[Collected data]
- - -

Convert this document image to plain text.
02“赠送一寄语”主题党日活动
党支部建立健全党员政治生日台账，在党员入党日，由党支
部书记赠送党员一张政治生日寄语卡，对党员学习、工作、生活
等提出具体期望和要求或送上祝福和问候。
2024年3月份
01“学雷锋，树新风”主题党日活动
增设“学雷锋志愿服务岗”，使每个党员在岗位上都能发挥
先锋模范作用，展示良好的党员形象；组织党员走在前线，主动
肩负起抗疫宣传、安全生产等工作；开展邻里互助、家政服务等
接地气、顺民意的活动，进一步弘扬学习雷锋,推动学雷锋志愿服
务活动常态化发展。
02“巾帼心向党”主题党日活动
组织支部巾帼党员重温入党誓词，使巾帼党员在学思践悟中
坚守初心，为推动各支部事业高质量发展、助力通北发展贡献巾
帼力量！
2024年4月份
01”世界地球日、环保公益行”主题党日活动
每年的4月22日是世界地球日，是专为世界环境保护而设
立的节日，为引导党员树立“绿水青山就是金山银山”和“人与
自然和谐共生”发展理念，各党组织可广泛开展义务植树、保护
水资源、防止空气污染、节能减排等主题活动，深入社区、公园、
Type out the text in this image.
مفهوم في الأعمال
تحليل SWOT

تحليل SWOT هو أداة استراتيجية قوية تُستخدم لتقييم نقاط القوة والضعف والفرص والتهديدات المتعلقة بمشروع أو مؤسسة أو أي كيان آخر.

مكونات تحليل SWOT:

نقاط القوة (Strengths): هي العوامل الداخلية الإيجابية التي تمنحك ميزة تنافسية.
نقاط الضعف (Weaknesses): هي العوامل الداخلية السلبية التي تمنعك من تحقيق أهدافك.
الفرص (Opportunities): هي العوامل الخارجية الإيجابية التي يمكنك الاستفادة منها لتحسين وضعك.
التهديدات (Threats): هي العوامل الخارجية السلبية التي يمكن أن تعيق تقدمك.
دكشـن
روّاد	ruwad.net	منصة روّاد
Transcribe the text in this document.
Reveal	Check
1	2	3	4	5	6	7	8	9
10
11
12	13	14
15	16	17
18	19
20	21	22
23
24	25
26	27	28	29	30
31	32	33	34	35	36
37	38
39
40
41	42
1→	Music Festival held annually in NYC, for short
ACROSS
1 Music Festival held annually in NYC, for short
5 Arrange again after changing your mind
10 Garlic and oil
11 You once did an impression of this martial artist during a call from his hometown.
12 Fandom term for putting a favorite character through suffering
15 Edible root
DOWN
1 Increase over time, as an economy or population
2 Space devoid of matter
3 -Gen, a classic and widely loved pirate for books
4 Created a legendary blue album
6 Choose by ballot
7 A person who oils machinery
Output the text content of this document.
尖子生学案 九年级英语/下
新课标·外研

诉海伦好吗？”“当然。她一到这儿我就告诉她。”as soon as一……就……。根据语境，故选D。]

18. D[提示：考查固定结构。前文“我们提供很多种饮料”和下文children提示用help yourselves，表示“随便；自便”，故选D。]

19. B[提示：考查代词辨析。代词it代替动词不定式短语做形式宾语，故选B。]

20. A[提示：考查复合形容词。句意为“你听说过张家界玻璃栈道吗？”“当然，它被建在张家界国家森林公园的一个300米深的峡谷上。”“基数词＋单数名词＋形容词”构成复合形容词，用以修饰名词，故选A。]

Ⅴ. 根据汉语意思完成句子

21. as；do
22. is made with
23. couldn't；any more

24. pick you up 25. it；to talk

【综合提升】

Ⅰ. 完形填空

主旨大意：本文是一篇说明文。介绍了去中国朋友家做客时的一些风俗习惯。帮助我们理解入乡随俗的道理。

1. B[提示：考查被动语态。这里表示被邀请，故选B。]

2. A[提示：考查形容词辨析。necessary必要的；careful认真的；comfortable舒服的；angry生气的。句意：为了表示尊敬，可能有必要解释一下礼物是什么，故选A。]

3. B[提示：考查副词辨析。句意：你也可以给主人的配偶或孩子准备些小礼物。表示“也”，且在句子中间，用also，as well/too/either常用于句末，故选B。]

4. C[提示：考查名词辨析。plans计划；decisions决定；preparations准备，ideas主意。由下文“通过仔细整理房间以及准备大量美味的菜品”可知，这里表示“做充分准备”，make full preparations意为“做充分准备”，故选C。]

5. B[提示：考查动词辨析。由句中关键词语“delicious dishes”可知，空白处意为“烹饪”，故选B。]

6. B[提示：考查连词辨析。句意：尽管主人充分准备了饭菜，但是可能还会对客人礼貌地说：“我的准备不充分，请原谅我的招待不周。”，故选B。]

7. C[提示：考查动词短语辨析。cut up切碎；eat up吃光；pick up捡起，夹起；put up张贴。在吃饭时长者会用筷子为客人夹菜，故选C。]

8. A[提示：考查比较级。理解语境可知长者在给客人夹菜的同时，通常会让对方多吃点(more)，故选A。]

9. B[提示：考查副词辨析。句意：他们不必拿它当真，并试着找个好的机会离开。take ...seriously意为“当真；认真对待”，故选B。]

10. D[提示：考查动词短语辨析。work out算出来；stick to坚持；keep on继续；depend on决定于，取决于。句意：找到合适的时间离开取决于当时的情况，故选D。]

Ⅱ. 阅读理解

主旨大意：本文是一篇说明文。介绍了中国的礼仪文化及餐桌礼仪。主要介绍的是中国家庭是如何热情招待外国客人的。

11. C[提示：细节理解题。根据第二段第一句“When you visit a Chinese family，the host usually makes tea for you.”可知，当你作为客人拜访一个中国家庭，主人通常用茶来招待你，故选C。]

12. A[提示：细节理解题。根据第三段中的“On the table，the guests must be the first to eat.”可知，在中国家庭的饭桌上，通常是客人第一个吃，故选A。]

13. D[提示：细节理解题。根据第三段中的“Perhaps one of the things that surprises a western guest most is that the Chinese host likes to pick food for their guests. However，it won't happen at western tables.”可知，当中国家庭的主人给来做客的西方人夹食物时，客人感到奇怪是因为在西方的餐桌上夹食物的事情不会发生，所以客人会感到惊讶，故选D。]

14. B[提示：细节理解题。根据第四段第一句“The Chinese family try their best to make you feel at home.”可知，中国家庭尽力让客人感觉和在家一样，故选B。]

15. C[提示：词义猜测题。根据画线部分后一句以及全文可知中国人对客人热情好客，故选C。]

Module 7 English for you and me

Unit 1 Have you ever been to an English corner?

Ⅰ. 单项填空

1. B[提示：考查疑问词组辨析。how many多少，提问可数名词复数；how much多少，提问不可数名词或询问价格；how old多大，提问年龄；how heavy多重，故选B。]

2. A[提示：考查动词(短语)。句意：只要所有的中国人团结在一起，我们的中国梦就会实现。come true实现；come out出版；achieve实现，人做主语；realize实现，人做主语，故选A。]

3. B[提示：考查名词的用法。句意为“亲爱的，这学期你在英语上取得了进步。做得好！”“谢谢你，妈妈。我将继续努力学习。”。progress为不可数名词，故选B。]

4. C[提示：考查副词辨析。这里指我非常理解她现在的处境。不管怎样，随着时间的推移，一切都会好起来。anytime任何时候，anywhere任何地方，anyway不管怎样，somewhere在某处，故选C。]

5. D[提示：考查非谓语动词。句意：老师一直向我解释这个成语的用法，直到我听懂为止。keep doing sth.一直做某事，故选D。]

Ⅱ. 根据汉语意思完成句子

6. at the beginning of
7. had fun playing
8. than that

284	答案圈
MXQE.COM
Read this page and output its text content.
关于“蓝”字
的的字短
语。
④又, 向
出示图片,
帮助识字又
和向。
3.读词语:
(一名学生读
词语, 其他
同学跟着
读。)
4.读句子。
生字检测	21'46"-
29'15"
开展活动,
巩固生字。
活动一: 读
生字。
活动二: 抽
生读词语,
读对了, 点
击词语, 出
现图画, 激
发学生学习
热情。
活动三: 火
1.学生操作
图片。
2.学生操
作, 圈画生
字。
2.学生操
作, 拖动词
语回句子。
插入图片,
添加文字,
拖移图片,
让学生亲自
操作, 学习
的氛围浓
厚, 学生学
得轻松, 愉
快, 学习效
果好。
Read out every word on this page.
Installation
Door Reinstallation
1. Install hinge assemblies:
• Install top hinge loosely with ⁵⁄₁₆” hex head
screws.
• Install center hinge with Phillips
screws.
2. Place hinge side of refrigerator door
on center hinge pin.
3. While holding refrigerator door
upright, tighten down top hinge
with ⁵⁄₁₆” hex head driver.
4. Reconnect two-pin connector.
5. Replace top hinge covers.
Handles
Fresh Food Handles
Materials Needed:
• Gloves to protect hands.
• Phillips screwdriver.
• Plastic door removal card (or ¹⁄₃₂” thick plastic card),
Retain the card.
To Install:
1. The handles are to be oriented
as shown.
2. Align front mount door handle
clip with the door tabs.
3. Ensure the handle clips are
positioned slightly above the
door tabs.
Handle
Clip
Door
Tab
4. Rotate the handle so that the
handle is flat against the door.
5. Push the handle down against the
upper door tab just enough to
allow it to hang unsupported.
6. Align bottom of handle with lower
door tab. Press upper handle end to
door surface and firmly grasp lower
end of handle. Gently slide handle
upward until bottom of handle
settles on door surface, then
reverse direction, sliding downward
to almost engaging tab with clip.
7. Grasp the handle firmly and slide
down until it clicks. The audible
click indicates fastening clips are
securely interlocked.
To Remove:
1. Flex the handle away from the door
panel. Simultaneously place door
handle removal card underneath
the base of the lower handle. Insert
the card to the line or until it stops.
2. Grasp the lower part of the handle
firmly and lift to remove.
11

- - -

Work required »
Pull every line containing the word "removal" out of the material and copy it.

Solved exercise »
• Plastic door removal card (or ¹⁄₃₂” thick plastic card),
handle removal card underneath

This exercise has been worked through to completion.